--- START OF SOURCE DATA ---

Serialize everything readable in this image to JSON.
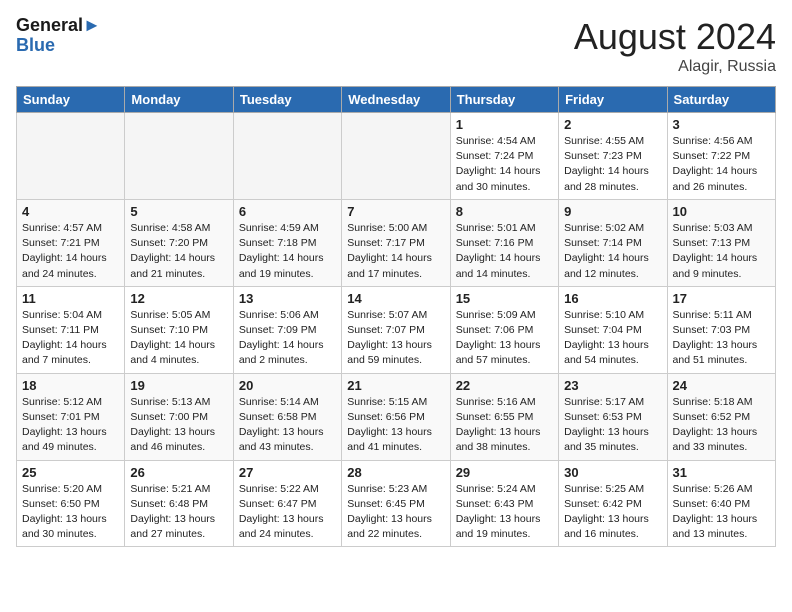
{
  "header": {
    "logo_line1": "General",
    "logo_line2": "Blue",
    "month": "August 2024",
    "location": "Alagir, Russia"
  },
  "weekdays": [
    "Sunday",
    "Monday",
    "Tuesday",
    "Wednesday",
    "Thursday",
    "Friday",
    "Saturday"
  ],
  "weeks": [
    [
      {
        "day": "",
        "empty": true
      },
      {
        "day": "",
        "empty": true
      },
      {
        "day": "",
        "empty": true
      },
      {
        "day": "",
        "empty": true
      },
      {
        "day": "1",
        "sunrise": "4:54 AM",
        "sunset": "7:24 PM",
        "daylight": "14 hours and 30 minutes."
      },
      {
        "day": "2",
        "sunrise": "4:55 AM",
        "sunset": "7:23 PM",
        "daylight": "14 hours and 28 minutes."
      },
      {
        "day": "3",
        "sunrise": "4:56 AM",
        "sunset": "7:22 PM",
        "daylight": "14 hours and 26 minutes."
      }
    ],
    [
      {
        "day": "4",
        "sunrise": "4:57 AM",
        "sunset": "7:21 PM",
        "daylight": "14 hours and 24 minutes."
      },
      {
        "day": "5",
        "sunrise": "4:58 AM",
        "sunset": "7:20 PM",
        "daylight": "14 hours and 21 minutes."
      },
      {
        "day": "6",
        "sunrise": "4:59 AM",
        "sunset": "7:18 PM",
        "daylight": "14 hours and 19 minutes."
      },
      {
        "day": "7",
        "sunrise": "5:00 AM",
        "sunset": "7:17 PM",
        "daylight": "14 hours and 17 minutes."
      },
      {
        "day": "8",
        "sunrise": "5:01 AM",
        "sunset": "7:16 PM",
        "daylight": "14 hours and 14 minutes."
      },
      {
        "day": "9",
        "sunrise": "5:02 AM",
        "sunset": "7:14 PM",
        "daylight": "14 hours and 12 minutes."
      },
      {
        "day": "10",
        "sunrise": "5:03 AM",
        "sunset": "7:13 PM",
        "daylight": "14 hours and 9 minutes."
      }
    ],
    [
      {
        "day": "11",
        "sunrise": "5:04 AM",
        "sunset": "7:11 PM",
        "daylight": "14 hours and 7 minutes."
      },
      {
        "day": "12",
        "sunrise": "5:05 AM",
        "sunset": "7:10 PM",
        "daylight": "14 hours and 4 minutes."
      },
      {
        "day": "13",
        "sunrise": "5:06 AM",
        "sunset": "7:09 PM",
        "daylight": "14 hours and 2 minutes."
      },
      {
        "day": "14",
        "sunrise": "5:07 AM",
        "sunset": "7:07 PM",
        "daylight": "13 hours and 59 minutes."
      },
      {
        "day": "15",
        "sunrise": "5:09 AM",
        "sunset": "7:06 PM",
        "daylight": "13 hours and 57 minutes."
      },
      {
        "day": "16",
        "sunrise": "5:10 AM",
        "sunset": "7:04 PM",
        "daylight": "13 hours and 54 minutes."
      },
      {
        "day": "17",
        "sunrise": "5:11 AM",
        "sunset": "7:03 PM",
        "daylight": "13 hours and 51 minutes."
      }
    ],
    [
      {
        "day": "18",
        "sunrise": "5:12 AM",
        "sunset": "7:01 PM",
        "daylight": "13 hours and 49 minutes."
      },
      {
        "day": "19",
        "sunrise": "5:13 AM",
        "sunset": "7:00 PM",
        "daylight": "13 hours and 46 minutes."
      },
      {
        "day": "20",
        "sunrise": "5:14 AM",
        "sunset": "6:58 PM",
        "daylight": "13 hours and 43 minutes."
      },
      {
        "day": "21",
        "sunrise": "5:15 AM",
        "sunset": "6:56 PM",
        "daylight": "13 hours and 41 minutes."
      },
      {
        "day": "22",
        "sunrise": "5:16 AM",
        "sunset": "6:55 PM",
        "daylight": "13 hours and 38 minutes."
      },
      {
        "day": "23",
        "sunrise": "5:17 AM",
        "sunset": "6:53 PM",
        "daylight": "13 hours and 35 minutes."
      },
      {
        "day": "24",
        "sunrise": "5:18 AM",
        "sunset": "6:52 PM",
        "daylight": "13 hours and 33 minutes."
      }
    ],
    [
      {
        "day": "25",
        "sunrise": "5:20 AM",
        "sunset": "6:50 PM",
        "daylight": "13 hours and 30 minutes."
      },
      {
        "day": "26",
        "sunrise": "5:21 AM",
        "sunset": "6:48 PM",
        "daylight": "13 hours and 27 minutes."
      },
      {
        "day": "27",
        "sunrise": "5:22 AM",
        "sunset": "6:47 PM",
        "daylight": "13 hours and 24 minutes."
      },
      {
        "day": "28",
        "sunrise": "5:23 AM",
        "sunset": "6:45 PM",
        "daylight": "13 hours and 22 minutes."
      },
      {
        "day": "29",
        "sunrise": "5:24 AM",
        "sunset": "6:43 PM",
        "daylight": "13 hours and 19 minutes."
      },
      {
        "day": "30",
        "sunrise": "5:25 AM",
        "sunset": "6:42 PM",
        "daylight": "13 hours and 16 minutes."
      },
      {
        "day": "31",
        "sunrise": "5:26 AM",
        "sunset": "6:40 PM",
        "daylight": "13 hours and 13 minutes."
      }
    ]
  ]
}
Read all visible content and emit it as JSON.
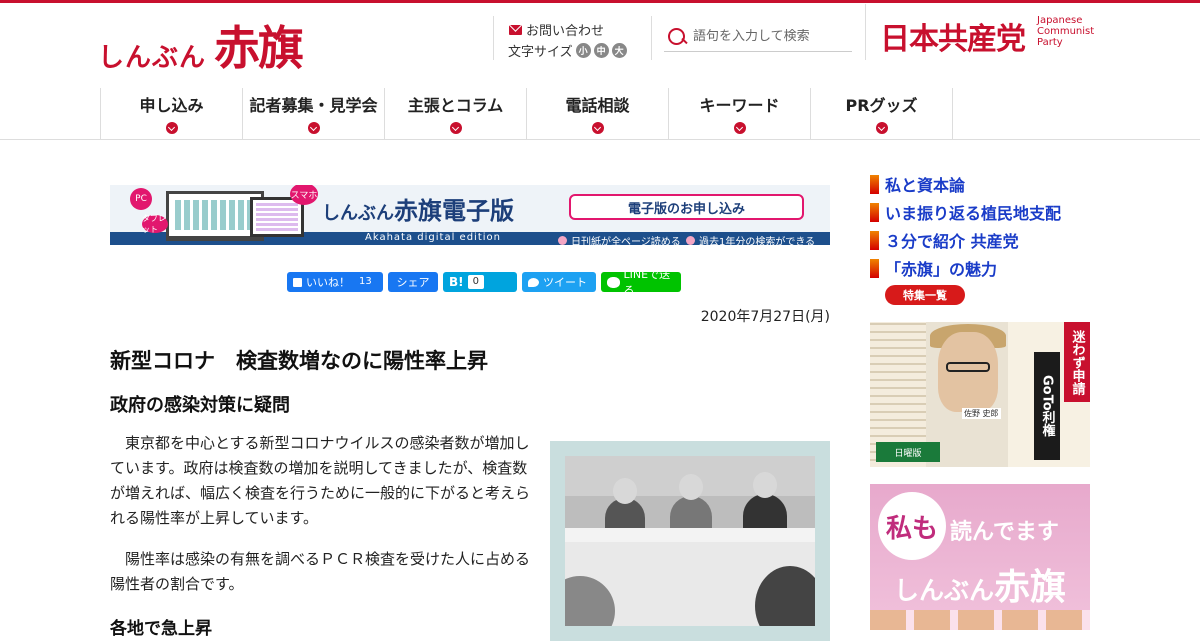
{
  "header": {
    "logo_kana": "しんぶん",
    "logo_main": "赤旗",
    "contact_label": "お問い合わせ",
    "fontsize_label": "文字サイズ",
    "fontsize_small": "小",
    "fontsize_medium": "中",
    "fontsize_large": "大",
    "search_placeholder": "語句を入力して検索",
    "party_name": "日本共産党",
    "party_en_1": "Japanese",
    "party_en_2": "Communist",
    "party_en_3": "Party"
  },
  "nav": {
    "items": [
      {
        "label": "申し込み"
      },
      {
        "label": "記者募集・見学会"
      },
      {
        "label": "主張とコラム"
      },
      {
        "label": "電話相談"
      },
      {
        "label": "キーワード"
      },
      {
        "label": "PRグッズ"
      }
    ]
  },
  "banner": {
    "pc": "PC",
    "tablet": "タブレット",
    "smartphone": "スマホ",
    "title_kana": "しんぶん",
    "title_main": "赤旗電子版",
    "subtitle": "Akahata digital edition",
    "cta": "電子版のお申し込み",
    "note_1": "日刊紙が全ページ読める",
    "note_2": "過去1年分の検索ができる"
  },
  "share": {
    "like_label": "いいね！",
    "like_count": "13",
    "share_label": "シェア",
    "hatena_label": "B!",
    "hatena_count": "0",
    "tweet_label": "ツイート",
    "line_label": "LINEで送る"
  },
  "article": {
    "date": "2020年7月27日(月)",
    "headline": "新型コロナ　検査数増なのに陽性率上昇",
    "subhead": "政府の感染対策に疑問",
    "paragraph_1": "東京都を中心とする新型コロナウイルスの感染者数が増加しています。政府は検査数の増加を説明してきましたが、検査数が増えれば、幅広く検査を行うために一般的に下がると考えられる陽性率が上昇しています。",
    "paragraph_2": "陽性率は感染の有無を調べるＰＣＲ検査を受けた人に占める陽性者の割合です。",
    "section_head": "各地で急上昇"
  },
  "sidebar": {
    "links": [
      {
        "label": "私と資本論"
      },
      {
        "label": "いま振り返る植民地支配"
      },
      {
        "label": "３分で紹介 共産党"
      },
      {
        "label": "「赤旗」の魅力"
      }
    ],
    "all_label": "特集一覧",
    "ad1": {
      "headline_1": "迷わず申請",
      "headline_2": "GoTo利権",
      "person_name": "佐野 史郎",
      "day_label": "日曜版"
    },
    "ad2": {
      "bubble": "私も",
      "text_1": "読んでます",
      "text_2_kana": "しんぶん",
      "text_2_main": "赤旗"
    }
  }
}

--- END OF SOURCE DATA ---

▸ TO DO: Quote every record above exactly, omitting any pictures they contain.

▸ CORRECT OUTPUT:
Serialize everything readable in this image to JSON.
{
  "header": {
    "logo_line1": "General",
    "logo_line2": "Blue",
    "month": "August 2024",
    "location": "Alagir, Russia"
  },
  "weekdays": [
    "Sunday",
    "Monday",
    "Tuesday",
    "Wednesday",
    "Thursday",
    "Friday",
    "Saturday"
  ],
  "weeks": [
    [
      {
        "day": "",
        "empty": true
      },
      {
        "day": "",
        "empty": true
      },
      {
        "day": "",
        "empty": true
      },
      {
        "day": "",
        "empty": true
      },
      {
        "day": "1",
        "sunrise": "4:54 AM",
        "sunset": "7:24 PM",
        "daylight": "14 hours and 30 minutes."
      },
      {
        "day": "2",
        "sunrise": "4:55 AM",
        "sunset": "7:23 PM",
        "daylight": "14 hours and 28 minutes."
      },
      {
        "day": "3",
        "sunrise": "4:56 AM",
        "sunset": "7:22 PM",
        "daylight": "14 hours and 26 minutes."
      }
    ],
    [
      {
        "day": "4",
        "sunrise": "4:57 AM",
        "sunset": "7:21 PM",
        "daylight": "14 hours and 24 minutes."
      },
      {
        "day": "5",
        "sunrise": "4:58 AM",
        "sunset": "7:20 PM",
        "daylight": "14 hours and 21 minutes."
      },
      {
        "day": "6",
        "sunrise": "4:59 AM",
        "sunset": "7:18 PM",
        "daylight": "14 hours and 19 minutes."
      },
      {
        "day": "7",
        "sunrise": "5:00 AM",
        "sunset": "7:17 PM",
        "daylight": "14 hours and 17 minutes."
      },
      {
        "day": "8",
        "sunrise": "5:01 AM",
        "sunset": "7:16 PM",
        "daylight": "14 hours and 14 minutes."
      },
      {
        "day": "9",
        "sunrise": "5:02 AM",
        "sunset": "7:14 PM",
        "daylight": "14 hours and 12 minutes."
      },
      {
        "day": "10",
        "sunrise": "5:03 AM",
        "sunset": "7:13 PM",
        "daylight": "14 hours and 9 minutes."
      }
    ],
    [
      {
        "day": "11",
        "sunrise": "5:04 AM",
        "sunset": "7:11 PM",
        "daylight": "14 hours and 7 minutes."
      },
      {
        "day": "12",
        "sunrise": "5:05 AM",
        "sunset": "7:10 PM",
        "daylight": "14 hours and 4 minutes."
      },
      {
        "day": "13",
        "sunrise": "5:06 AM",
        "sunset": "7:09 PM",
        "daylight": "14 hours and 2 minutes."
      },
      {
        "day": "14",
        "sunrise": "5:07 AM",
        "sunset": "7:07 PM",
        "daylight": "13 hours and 59 minutes."
      },
      {
        "day": "15",
        "sunrise": "5:09 AM",
        "sunset": "7:06 PM",
        "daylight": "13 hours and 57 minutes."
      },
      {
        "day": "16",
        "sunrise": "5:10 AM",
        "sunset": "7:04 PM",
        "daylight": "13 hours and 54 minutes."
      },
      {
        "day": "17",
        "sunrise": "5:11 AM",
        "sunset": "7:03 PM",
        "daylight": "13 hours and 51 minutes."
      }
    ],
    [
      {
        "day": "18",
        "sunrise": "5:12 AM",
        "sunset": "7:01 PM",
        "daylight": "13 hours and 49 minutes."
      },
      {
        "day": "19",
        "sunrise": "5:13 AM",
        "sunset": "7:00 PM",
        "daylight": "13 hours and 46 minutes."
      },
      {
        "day": "20",
        "sunrise": "5:14 AM",
        "sunset": "6:58 PM",
        "daylight": "13 hours and 43 minutes."
      },
      {
        "day": "21",
        "sunrise": "5:15 AM",
        "sunset": "6:56 PM",
        "daylight": "13 hours and 41 minutes."
      },
      {
        "day": "22",
        "sunrise": "5:16 AM",
        "sunset": "6:55 PM",
        "daylight": "13 hours and 38 minutes."
      },
      {
        "day": "23",
        "sunrise": "5:17 AM",
        "sunset": "6:53 PM",
        "daylight": "13 hours and 35 minutes."
      },
      {
        "day": "24",
        "sunrise": "5:18 AM",
        "sunset": "6:52 PM",
        "daylight": "13 hours and 33 minutes."
      }
    ],
    [
      {
        "day": "25",
        "sunrise": "5:20 AM",
        "sunset": "6:50 PM",
        "daylight": "13 hours and 30 minutes."
      },
      {
        "day": "26",
        "sunrise": "5:21 AM",
        "sunset": "6:48 PM",
        "daylight": "13 hours and 27 minutes."
      },
      {
        "day": "27",
        "sunrise": "5:22 AM",
        "sunset": "6:47 PM",
        "daylight": "13 hours and 24 minutes."
      },
      {
        "day": "28",
        "sunrise": "5:23 AM",
        "sunset": "6:45 PM",
        "daylight": "13 hours and 22 minutes."
      },
      {
        "day": "29",
        "sunrise": "5:24 AM",
        "sunset": "6:43 PM",
        "daylight": "13 hours and 19 minutes."
      },
      {
        "day": "30",
        "sunrise": "5:25 AM",
        "sunset": "6:42 PM",
        "daylight": "13 hours and 16 minutes."
      },
      {
        "day": "31",
        "sunrise": "5:26 AM",
        "sunset": "6:40 PM",
        "daylight": "13 hours and 13 minutes."
      }
    ]
  ]
}
Read all visible content and emit it as JSON.
{
  "header": {
    "logo_kana": "しんぶん",
    "logo_main": "赤旗",
    "contact_label": "お問い合わせ",
    "fontsize_label": "文字サイズ",
    "fontsize_small": "小",
    "fontsize_medium": "中",
    "fontsize_large": "大",
    "search_placeholder": "語句を入力して検索",
    "party_name": "日本共産党",
    "party_en_1": "Japanese",
    "party_en_2": "Communist",
    "party_en_3": "Party"
  },
  "nav": {
    "items": [
      {
        "label": "申し込み"
      },
      {
        "label": "記者募集・見学会"
      },
      {
        "label": "主張とコラム"
      },
      {
        "label": "電話相談"
      },
      {
        "label": "キーワード"
      },
      {
        "label": "PRグッズ"
      }
    ]
  },
  "banner": {
    "pc": "PC",
    "tablet": "タブレット",
    "smartphone": "スマホ",
    "title_kana": "しんぶん",
    "title_main": "赤旗電子版",
    "subtitle": "Akahata digital edition",
    "cta": "電子版のお申し込み",
    "note_1": "日刊紙が全ページ読める",
    "note_2": "過去1年分の検索ができる"
  },
  "share": {
    "like_label": "いいね！",
    "like_count": "13",
    "share_label": "シェア",
    "hatena_label": "B!",
    "hatena_count": "0",
    "tweet_label": "ツイート",
    "line_label": "LINEで送る"
  },
  "article": {
    "date": "2020年7月27日(月)",
    "headline": "新型コロナ　検査数増なのに陽性率上昇",
    "subhead": "政府の感染対策に疑問",
    "paragraph_1": "東京都を中心とする新型コロナウイルスの感染者数が増加しています。政府は検査数の増加を説明してきましたが、検査数が増えれば、幅広く検査を行うために一般的に下がると考えられる陽性率が上昇しています。",
    "paragraph_2": "陽性率は感染の有無を調べるＰＣＲ検査を受けた人に占める陽性者の割合です。",
    "section_head": "各地で急上昇"
  },
  "sidebar": {
    "links": [
      {
        "label": "私と資本論"
      },
      {
        "label": "いま振り返る植民地支配"
      },
      {
        "label": "３分で紹介 共産党"
      },
      {
        "label": "「赤旗」の魅力"
      }
    ],
    "all_label": "特集一覧",
    "ad1": {
      "headline_1": "迷わず申請",
      "headline_2": "GoTo利権",
      "person_name": "佐野 史郎",
      "day_label": "日曜版"
    },
    "ad2": {
      "bubble": "私も",
      "text_1": "読んでます",
      "text_2_kana": "しんぶん",
      "text_2_main": "赤旗"
    }
  }
}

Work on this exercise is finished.